--- start Records ---

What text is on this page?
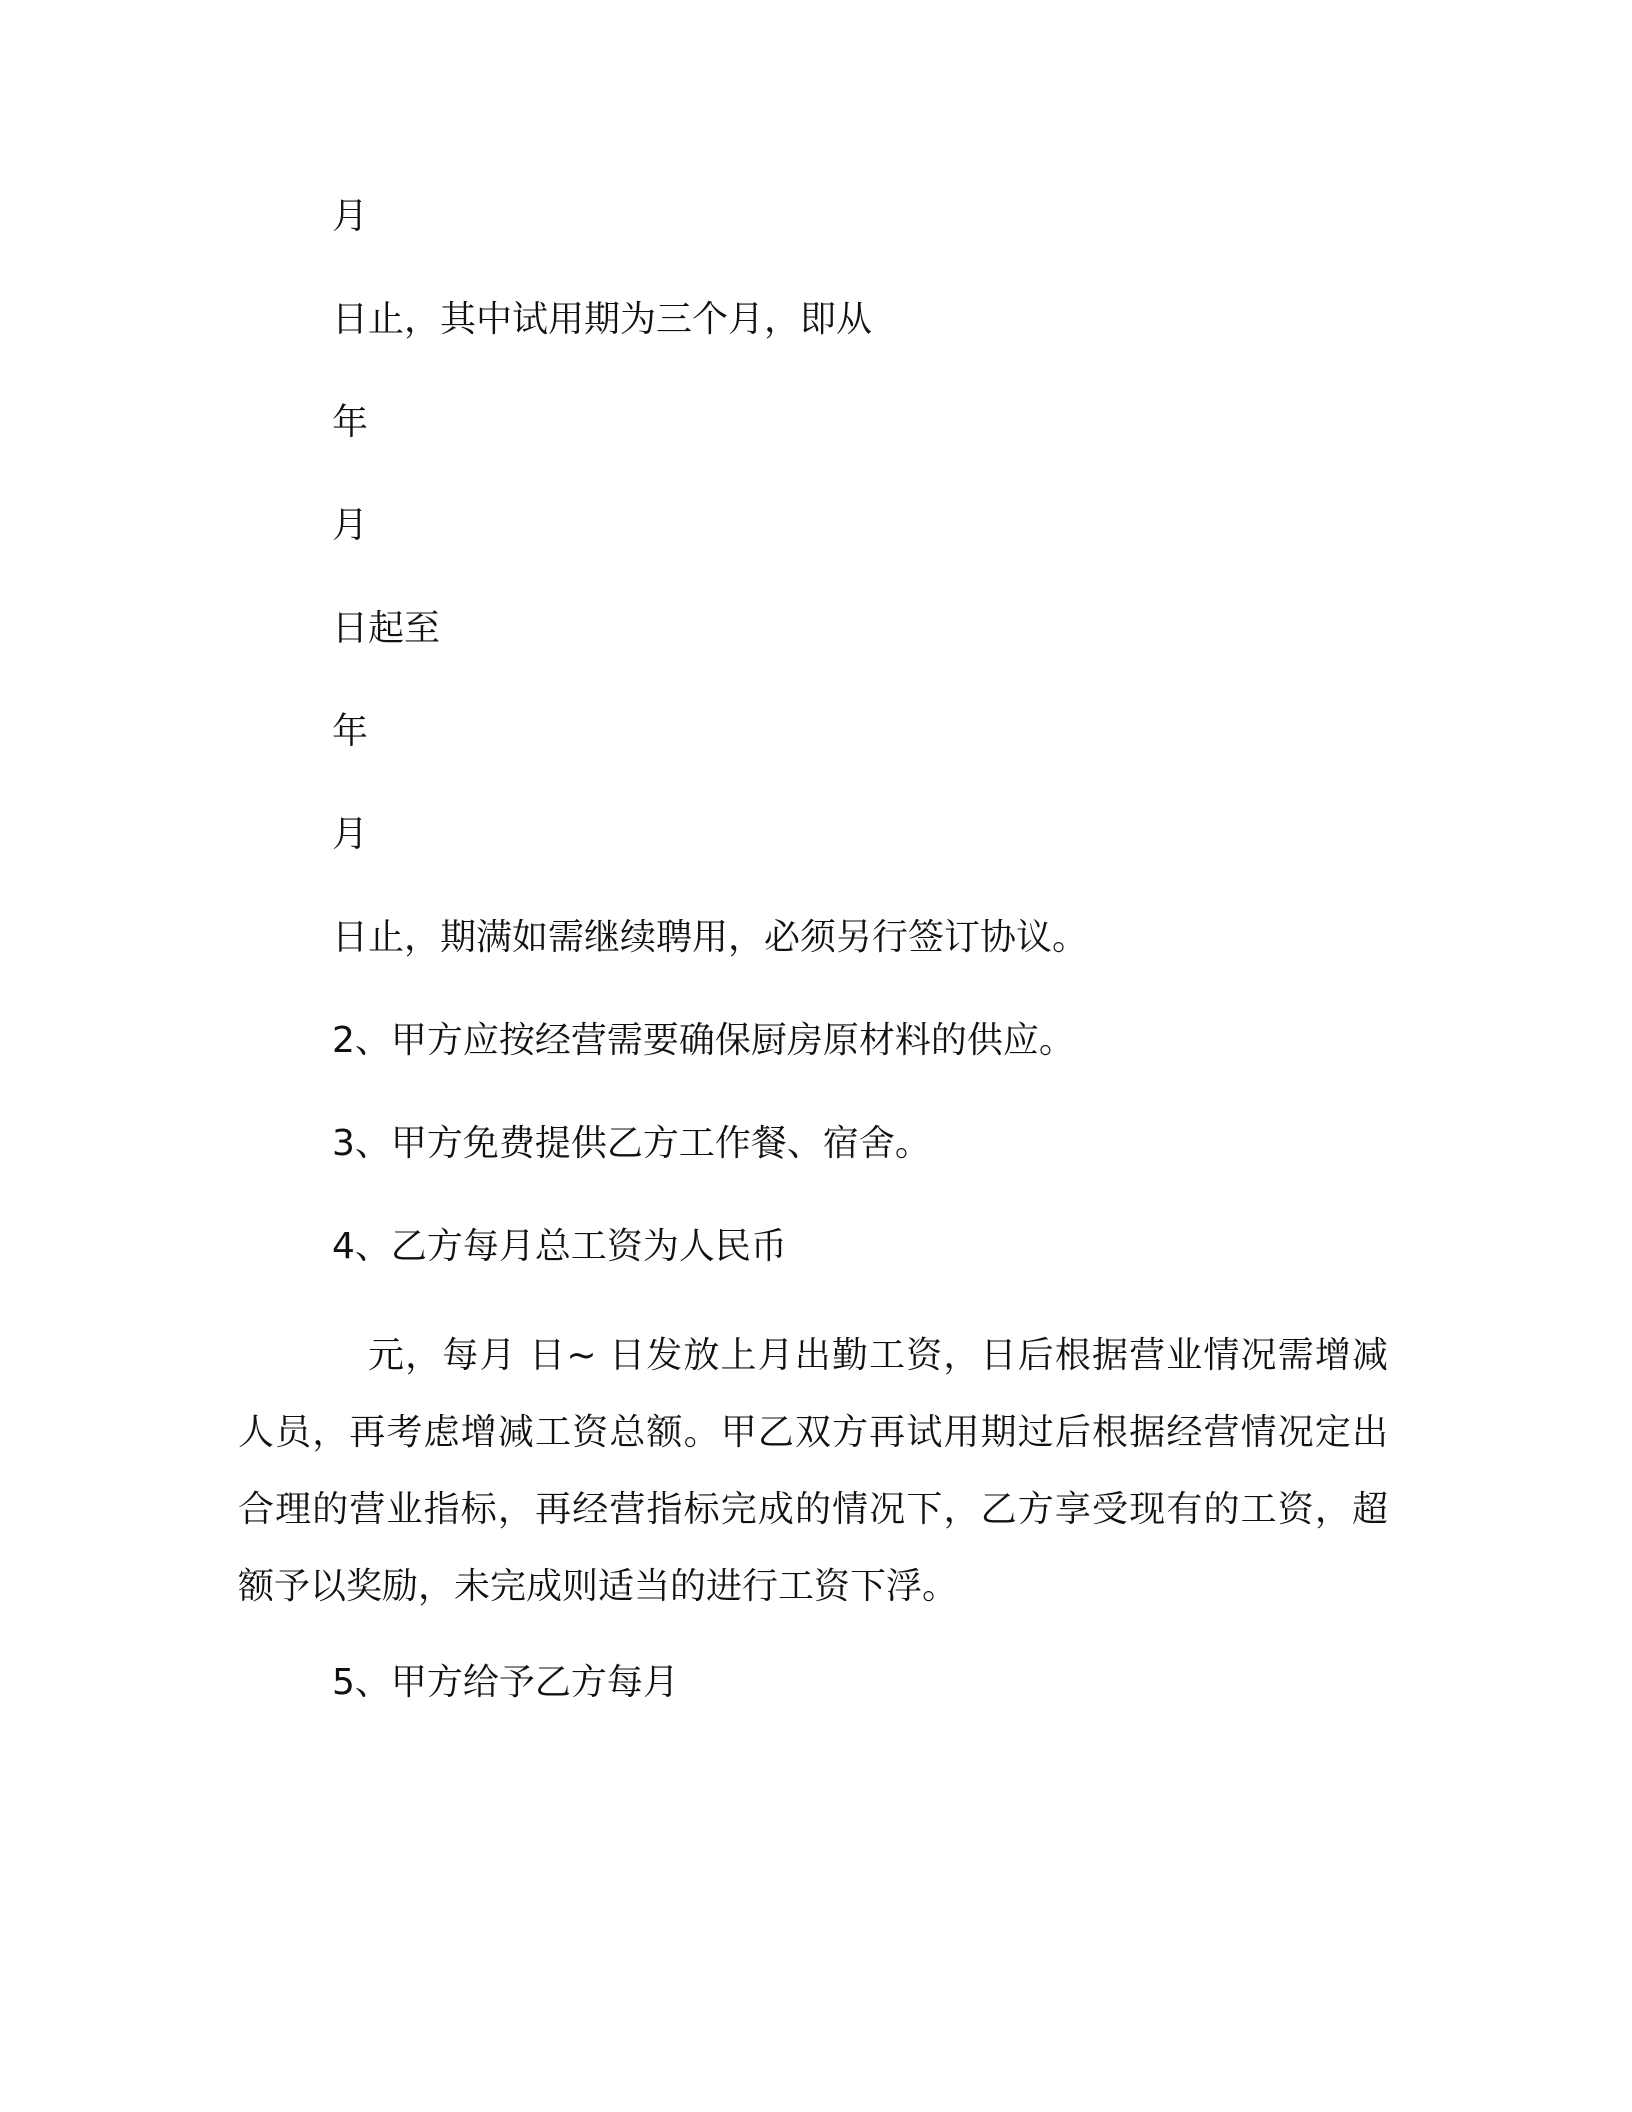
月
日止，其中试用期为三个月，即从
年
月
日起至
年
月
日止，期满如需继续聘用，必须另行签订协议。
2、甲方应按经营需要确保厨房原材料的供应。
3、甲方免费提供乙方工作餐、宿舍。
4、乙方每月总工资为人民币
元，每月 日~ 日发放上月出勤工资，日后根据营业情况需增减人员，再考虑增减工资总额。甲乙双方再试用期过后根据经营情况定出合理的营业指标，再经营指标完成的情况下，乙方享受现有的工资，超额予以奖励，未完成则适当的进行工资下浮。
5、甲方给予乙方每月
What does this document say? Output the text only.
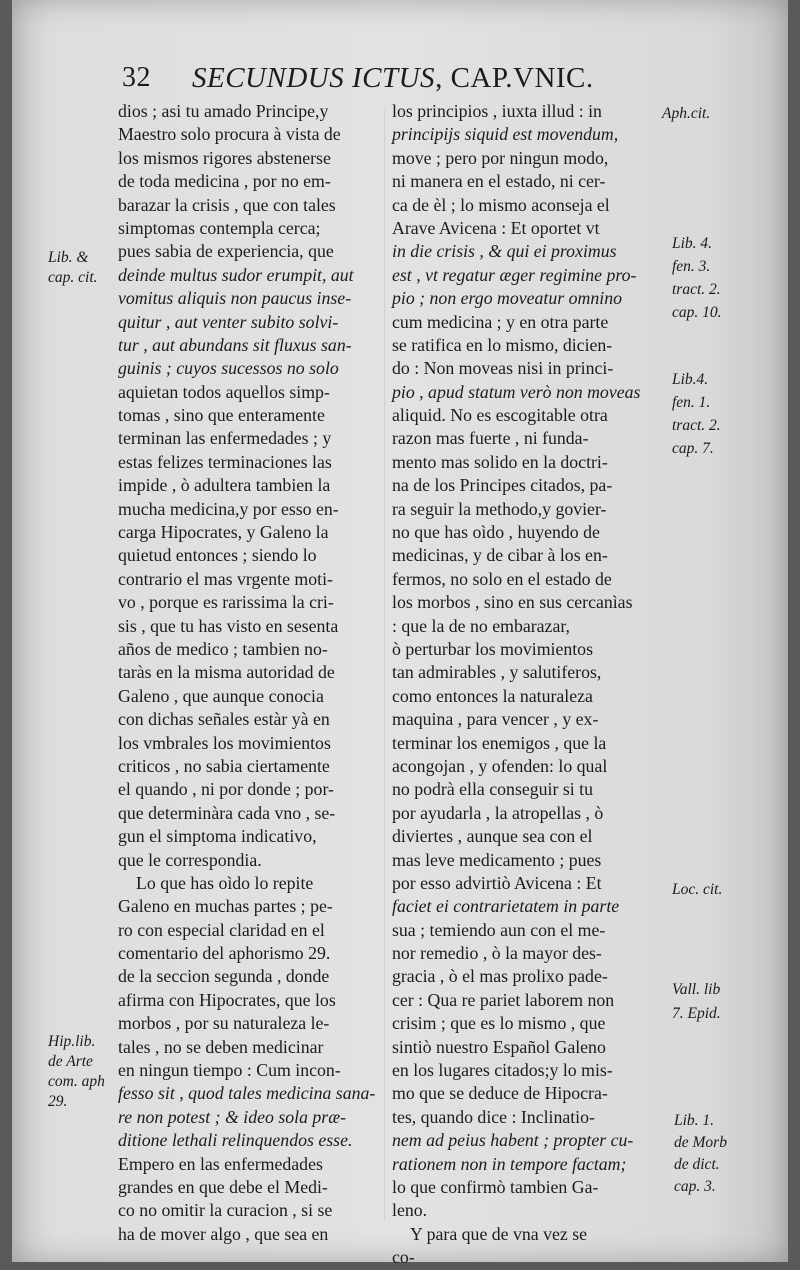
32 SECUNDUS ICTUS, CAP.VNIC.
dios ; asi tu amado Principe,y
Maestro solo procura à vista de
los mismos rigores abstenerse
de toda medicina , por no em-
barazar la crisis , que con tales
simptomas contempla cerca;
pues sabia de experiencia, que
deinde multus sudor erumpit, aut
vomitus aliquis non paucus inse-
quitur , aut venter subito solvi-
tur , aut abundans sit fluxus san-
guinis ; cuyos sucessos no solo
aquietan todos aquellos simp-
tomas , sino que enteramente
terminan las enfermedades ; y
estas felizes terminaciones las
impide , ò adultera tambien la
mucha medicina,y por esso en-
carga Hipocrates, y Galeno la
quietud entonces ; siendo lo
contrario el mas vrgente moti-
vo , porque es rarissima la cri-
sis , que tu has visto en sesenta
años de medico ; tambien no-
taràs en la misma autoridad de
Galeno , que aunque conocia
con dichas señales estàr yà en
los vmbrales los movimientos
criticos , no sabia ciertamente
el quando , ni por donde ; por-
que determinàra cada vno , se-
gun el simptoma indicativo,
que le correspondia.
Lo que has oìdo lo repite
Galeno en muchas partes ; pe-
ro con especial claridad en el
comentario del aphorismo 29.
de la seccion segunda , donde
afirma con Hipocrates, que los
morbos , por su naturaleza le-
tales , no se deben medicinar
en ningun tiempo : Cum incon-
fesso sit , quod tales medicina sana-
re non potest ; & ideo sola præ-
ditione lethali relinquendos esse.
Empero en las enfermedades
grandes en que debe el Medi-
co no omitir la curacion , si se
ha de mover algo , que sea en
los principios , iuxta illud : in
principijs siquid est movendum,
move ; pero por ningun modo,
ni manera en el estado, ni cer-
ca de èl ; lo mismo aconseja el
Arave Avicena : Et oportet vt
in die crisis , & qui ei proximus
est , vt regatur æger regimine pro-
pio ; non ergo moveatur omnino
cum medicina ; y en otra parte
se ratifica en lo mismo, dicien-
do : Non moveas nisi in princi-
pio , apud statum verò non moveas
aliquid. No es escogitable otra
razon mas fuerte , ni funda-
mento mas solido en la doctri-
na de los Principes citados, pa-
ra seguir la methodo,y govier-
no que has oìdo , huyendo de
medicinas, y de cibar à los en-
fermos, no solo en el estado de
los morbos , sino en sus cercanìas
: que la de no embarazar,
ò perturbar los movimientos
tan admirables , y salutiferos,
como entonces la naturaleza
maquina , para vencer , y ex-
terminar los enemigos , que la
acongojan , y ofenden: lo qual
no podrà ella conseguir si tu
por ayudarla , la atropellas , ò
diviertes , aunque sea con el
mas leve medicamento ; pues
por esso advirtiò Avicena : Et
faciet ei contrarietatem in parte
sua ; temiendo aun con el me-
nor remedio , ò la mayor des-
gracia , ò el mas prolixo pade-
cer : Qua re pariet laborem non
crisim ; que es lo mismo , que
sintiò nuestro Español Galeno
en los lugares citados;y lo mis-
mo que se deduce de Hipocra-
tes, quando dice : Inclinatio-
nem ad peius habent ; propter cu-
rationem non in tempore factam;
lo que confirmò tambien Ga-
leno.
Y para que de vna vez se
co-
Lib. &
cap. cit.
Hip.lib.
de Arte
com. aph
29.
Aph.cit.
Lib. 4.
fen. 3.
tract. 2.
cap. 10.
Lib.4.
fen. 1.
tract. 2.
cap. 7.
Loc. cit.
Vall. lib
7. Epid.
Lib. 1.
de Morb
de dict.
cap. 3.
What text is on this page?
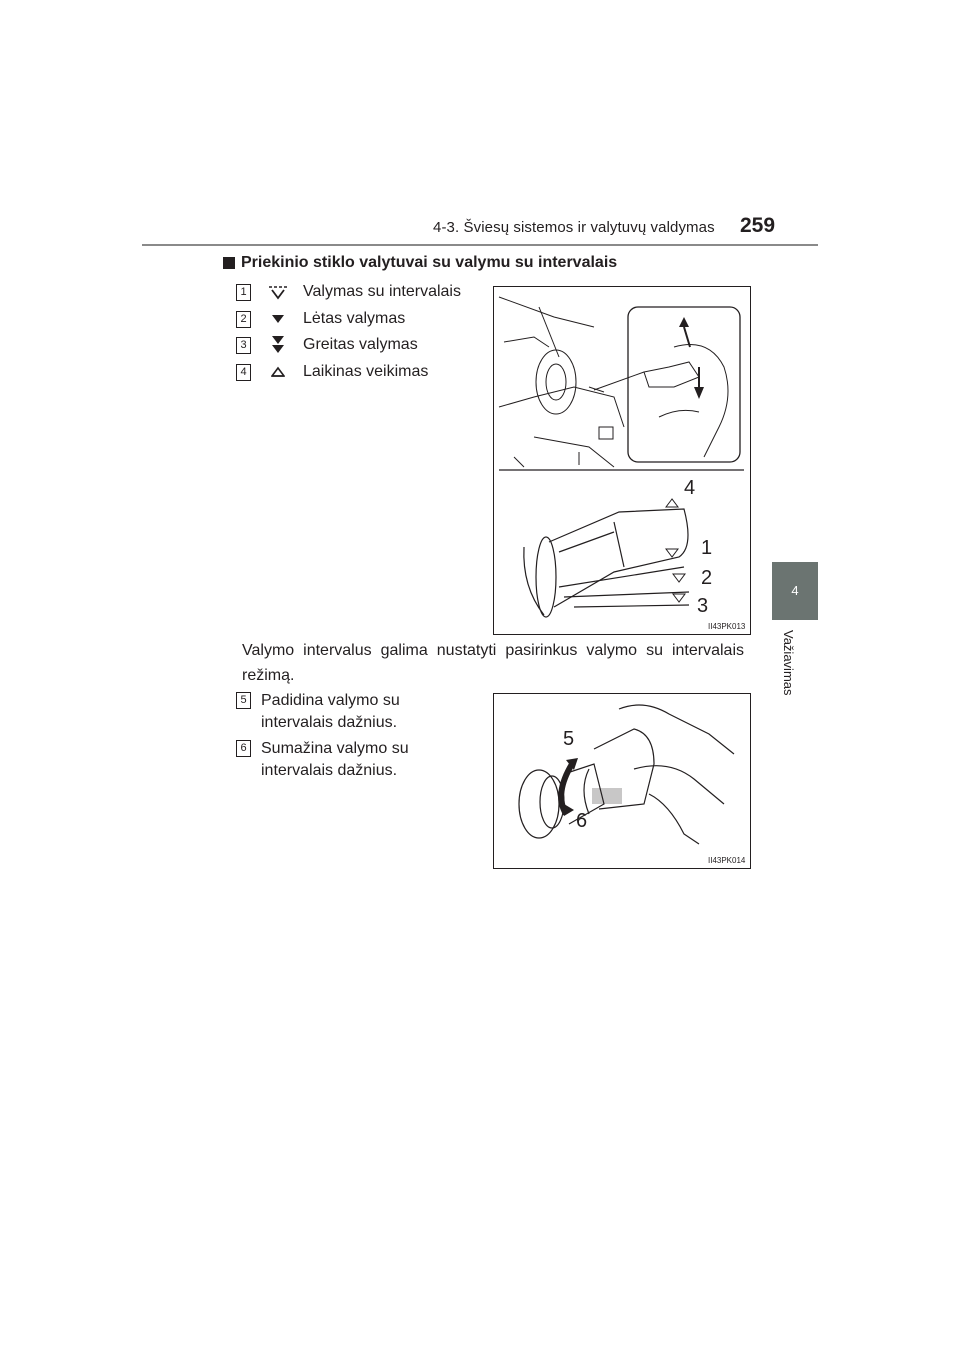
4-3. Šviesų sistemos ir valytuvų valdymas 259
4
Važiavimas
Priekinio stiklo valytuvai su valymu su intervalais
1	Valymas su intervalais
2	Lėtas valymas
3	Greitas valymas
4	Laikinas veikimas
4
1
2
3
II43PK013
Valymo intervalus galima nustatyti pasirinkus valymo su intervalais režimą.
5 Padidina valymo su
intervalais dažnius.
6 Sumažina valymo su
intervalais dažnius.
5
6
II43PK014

--- end Records ---

Goal: Every line that holds the string "entonces" should be returned.

Output:
quietud entonces ; siendo lo
como entonces la naturaleza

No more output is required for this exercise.